### [Passage provided]
[Start]
Both parties understood and
appreciated the import of the
issue agreed for trial and as
pointed out they actively
participated in the proceedings.
Thus it operates as a consent
agreement which cannot be the
basis of an appeal as it is a
subsisting order from which
there has been no withdrawal by
either party. It would thus be
plainly unfair and indeed unjust
for either party to complain now
about non compliance with the
rules. There was no violation of
the rules on summons for
directions, we so hold.
Failure by plaintiff to give or
call evidence
The other key point raised in
this appeal has to do with the
decision by the Court below that
the appellant did not prove his
case by not giving evidence by
himself or by any witness. The
court below cited and relied on
the provisions of section 11(4)
of the Evidence Decree. Section
11(1) and (4) should be read
together in order to appreciate
what the lawmaker means. They
read thus:
(1) For the purpose of this
Decree, the burden of producing
evidence means the obligation of
a party to introduce sufficient
evidence to avoid a ruling
against him on the issue.
[End]
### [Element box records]
[Start]
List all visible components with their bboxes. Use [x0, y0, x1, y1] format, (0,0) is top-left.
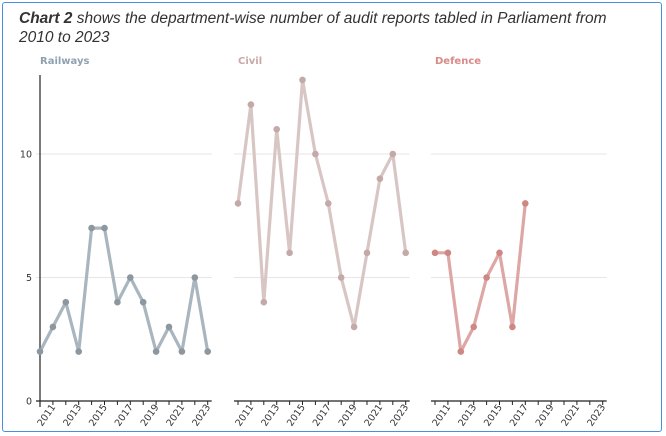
x-tick-label: 2011 — [35, 402, 58, 428]
data-point — [62, 298, 70, 306]
data-point — [178, 348, 186, 355]
data-point — [325, 200, 332, 207]
y-tick-label: 0 — [26, 397, 32, 408]
x-tick-label: 2011 — [233, 402, 256, 428]
x-tick-label: 2019 — [534, 402, 557, 428]
data-point — [88, 224, 95, 232]
x-tick-label: 2013 — [61, 402, 84, 428]
data-point — [376, 175, 384, 182]
x-tick-label: 2015 — [285, 402, 308, 428]
data-point — [286, 249, 293, 257]
panel-title: Defence — [435, 56, 481, 67]
x-tick-label: 2019 — [337, 402, 360, 428]
x-tick-label: 2015 — [87, 402, 110, 428]
x-tick-label: 2013 — [456, 402, 479, 428]
data-point — [483, 274, 490, 281]
data-point — [509, 323, 516, 331]
data-point — [247, 101, 255, 108]
data-point — [49, 323, 57, 331]
data-point — [522, 200, 529, 207]
data-point — [470, 323, 478, 331]
x-tick-label: 2017 — [508, 402, 531, 428]
x-tick-label: 2021 — [362, 402, 385, 428]
x-tick-label: 2017 — [311, 402, 334, 428]
x-tick-label: 2015 — [482, 402, 505, 428]
y-tick-label: 5 — [26, 273, 32, 284]
x-tick-label: 2017 — [113, 402, 136, 428]
data-point — [496, 249, 503, 257]
data-point — [127, 274, 134, 281]
chart-title-bold: Chart 2 — [19, 10, 73, 27]
data-point — [457, 348, 465, 355]
x-tick-label: 2013 — [259, 402, 282, 428]
data-point — [444, 249, 452, 257]
chart-title-rest: shows the department-wise number of audi… — [19, 10, 607, 46]
x-tick-label: 2021 — [164, 402, 187, 428]
data-point — [402, 249, 410, 257]
data-point — [431, 249, 439, 257]
data-point — [152, 348, 160, 355]
data-point — [101, 224, 108, 232]
x-tick-label: 2019 — [139, 402, 162, 428]
chart-title: Chart 2 shows the department-wise number… — [19, 9, 639, 47]
data-point — [139, 298, 147, 306]
data-point — [114, 298, 121, 306]
data-point — [36, 348, 44, 355]
data-point — [204, 348, 211, 355]
panel-title: Railways — [40, 56, 90, 67]
x-tick-label: 2023 — [190, 402, 213, 428]
data-point — [260, 298, 268, 306]
series-line — [433, 201, 527, 354]
x-tick-label: 2023 — [585, 402, 608, 428]
data-point — [165, 323, 173, 331]
data-point — [75, 348, 82, 355]
x-tick-label: 2011 — [430, 402, 453, 428]
data-point — [234, 200, 242, 207]
data-point — [312, 150, 319, 158]
x-tick-label: 2021 — [559, 402, 582, 428]
data-point — [191, 274, 199, 281]
data-point — [363, 249, 371, 257]
data-point — [389, 150, 397, 158]
series-line — [38, 226, 210, 354]
series-line — [236, 78, 408, 329]
data-point — [337, 274, 345, 281]
data-point — [273, 126, 281, 133]
panel-title: Civil — [238, 56, 262, 67]
data-point — [299, 76, 306, 84]
y-tick-label: 10 — [20, 150, 32, 161]
data-point — [350, 323, 358, 331]
x-tick-label: 2023 — [388, 402, 411, 428]
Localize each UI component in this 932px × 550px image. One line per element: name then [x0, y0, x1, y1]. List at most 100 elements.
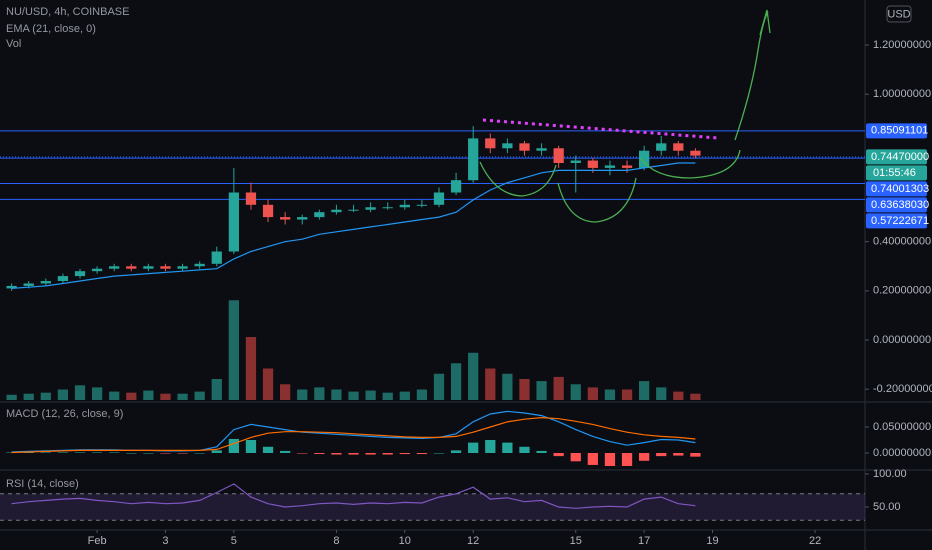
- macd-histogram-bar: [536, 450, 547, 453]
- currency-button-frame[interactable]: [886, 5, 912, 23]
- volume-bar: [40, 392, 51, 400]
- countdown: 01:55:46: [873, 167, 916, 179]
- macd-histogram-bar: [280, 450, 291, 453]
- price-label: 0.74001303: [871, 183, 929, 195]
- volume-bar: [690, 393, 701, 400]
- candle-body: [587, 160, 598, 168]
- macd-histogram-bar: [57, 452, 69, 453]
- currency-button[interactable]: USD: [886, 5, 912, 23]
- price-label: 0.85091101: [871, 125, 928, 137]
- volume-bar: [587, 387, 598, 400]
- arrow-drawing: [734, 9, 771, 141]
- price-label-box: [866, 149, 927, 165]
- currency-label[interactable]: USD: [887, 8, 910, 20]
- x-tick-label: 19: [706, 535, 718, 547]
- price-label: 0.63638030: [871, 199, 929, 211]
- vol-legend: Vol: [6, 38, 21, 50]
- volume-bar: [468, 352, 479, 400]
- macd-histogram-bar: [331, 452, 342, 455]
- macd-histogram-bar: [211, 450, 222, 453]
- volume-bar: [382, 392, 393, 400]
- candle-body: [23, 283, 34, 286]
- candle-body: [91, 268, 103, 272]
- candle-body: [314, 212, 325, 218]
- macd-histogram-bar: [126, 452, 137, 454]
- macd-histogram-bar: [382, 452, 393, 455]
- volume-bar: [245, 337, 257, 400]
- candle-body: [297, 217, 308, 220]
- candle-body: [126, 266, 137, 269]
- volume-bar: [331, 389, 342, 400]
- macd-line: [11, 416, 696, 454]
- volume-bar: [228, 300, 239, 400]
- candle-body: [416, 204, 428, 206]
- y-tick-label: 0.40000000: [873, 236, 931, 248]
- macd-histogram-bar: [228, 438, 239, 453]
- candle-body: [194, 263, 205, 267]
- volume-bar: [485, 368, 496, 400]
- candle-body: [109, 266, 120, 269]
- macd-histogram-bar: [570, 452, 581, 462]
- macd-legend: MACD (12, 26, close, 9): [6, 408, 123, 420]
- volume-bar: [639, 381, 650, 400]
- macd-histogram-bar: [656, 452, 667, 457]
- volume-bar: [57, 389, 69, 400]
- macd-histogram-bar: [399, 452, 410, 455]
- volume-bar: [656, 387, 667, 400]
- macd-histogram-bar: [639, 452, 650, 461]
- volume-bar: [399, 391, 410, 400]
- ema-legend: EMA (21, close, 0): [6, 23, 96, 35]
- volume-bar: [621, 389, 633, 400]
- candle-body: [519, 143, 530, 151]
- trend-drawing: [482, 118, 719, 140]
- candle-body: [365, 207, 376, 210]
- volume-bar: [211, 379, 222, 400]
- candle-body: [621, 165, 633, 168]
- volume-bar: [6, 394, 17, 400]
- plot-layer: 0.05000000 0.00000000 100.00 50.00 1.2000000…: [0, 39, 932, 547]
- volume-bar: [297, 389, 308, 400]
- macd-histogram-bar: [91, 452, 103, 453]
- x-tick-label: 22: [809, 535, 821, 547]
- x-tick-label: 10: [399, 535, 411, 547]
- candle-body: [245, 192, 257, 205]
- volume-bar: [177, 393, 188, 400]
- candle-body: [690, 150, 701, 156]
- price-label-box: [866, 181, 927, 197]
- macd-histogram-bar: [416, 452, 428, 455]
- candle-body: [57, 276, 69, 282]
- macd-histogram-bar: [365, 452, 376, 455]
- macd-histogram-bar: [450, 450, 462, 453]
- macd-histogram-bar: [160, 452, 171, 454]
- volume-bar: [519, 379, 530, 400]
- candle-body: [399, 204, 410, 208]
- y-tick-label: 1.20000000: [873, 39, 931, 51]
- volume-bar: [280, 384, 291, 400]
- volume-bar: [74, 385, 86, 400]
- candle-body: [331, 209, 342, 213]
- volume-bar: [450, 363, 462, 400]
- macd-histogram-bar: [673, 452, 684, 456]
- candle-body: [570, 160, 581, 163]
- price-label-box: [866, 123, 927, 139]
- rsi-line: [11, 483, 696, 509]
- macd-histogram-bar: [245, 439, 257, 453]
- macd-histogram-bar: [604, 452, 616, 466]
- x-tick-label: Feb: [88, 535, 107, 547]
- price-label-box: [866, 213, 927, 229]
- y-tick-label: -0.20000000: [873, 383, 932, 395]
- candle-body: [262, 204, 274, 218]
- volume-bar: [91, 387, 103, 400]
- y-tick-label: 0.00000000: [873, 447, 931, 459]
- candle-body: [228, 192, 239, 252]
- x-tick-label: 5: [231, 535, 237, 547]
- candle-body: [673, 143, 684, 151]
- countdown-box: [866, 165, 927, 181]
- candle-body: [280, 217, 291, 220]
- candle-body: [6, 285, 17, 289]
- macd-histogram-bar: [690, 452, 701, 457]
- candle-body: [433, 192, 445, 205]
- ema-line: [11, 162, 696, 289]
- volume-bar: [502, 373, 513, 400]
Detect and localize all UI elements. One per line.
[End]
### [Directions]
1 - Using the appeal judgment passage, say whether each statement is true, answering yes or no and quoting the words that decide it: (a) The agreement between the parties can serve as the basis of an appeal. (b) The court below relied on section 11(4) of the Evidence Decree. (c) The rules on summons for directions were violated.
2 - Quote the appeal judgment passage word for word from "Failure by plaintiff" up to and including "of section 11(4)".

### [Problem solutions]
1 -
(a) No: "Thus it operates as a consent agreement which cannot be the basis of an appeal"
(b) Yes: "The court below cited and relied on the provisions of section 11(4) of the Evidence Decree."
(c) No: "There was no violation of the rules on summons for directions, we so hold."

2 -
Failure by plaintiff to give or
call evidence
The other key point raised in
this appeal has to do with the
decision by the Court below that
the appellant did not prove his
case by not giving evidence by
himself or by any witness. The
court below cited and relied on
the provisions of section 11(4)